TASK DETAILS: Give an exact copy of every line, leaving images out.
┏━━
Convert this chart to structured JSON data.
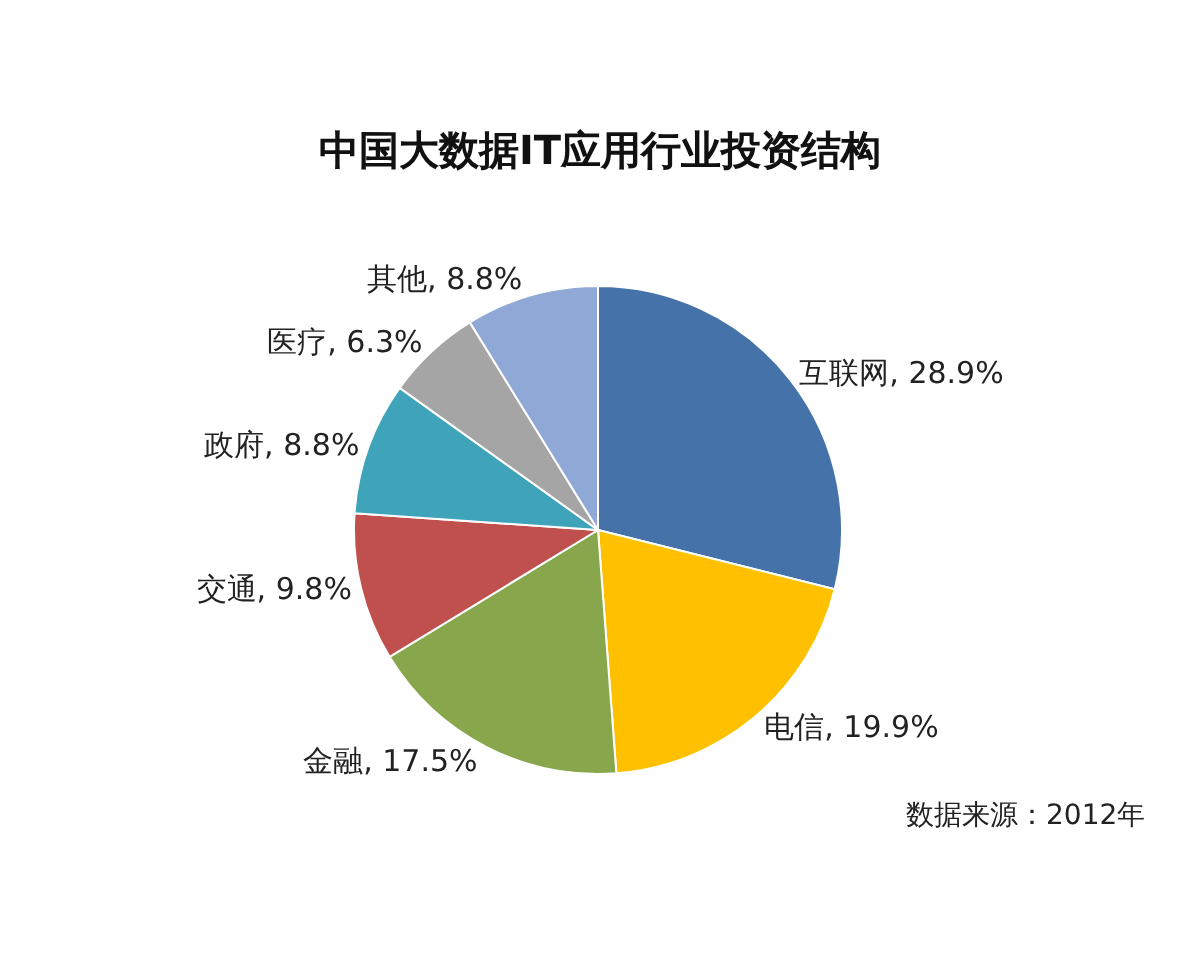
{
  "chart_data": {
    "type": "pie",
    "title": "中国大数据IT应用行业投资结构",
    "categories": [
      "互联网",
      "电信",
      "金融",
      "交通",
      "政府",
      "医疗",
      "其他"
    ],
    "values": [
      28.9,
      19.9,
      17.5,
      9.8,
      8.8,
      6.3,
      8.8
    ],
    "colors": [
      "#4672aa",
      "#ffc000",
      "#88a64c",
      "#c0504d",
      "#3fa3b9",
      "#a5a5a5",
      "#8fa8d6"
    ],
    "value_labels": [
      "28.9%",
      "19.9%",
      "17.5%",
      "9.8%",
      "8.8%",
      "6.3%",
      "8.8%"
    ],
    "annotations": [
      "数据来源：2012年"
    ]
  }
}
┗━━
FINAL RESULT:
Convert this chart to structured JSON data.
{
  "chart_data": {
    "type": "pie",
    "title": "中国大数据IT应用行业投资结构",
    "categories": [
      "互联网",
      "电信",
      "金融",
      "交通",
      "政府",
      "医疗",
      "其他"
    ],
    "values": [
      28.9,
      19.9,
      17.5,
      9.8,
      8.8,
      6.3,
      8.8
    ],
    "colors": [
      "#4672aa",
      "#ffc000",
      "#88a64c",
      "#c0504d",
      "#3fa3b9",
      "#a5a5a5",
      "#8fa8d6"
    ],
    "value_labels": [
      "28.9%",
      "19.9%",
      "17.5%",
      "9.8%",
      "8.8%",
      "6.3%",
      "8.8%"
    ],
    "annotations": [
      "数据来源：2012年"
    ]
  }
}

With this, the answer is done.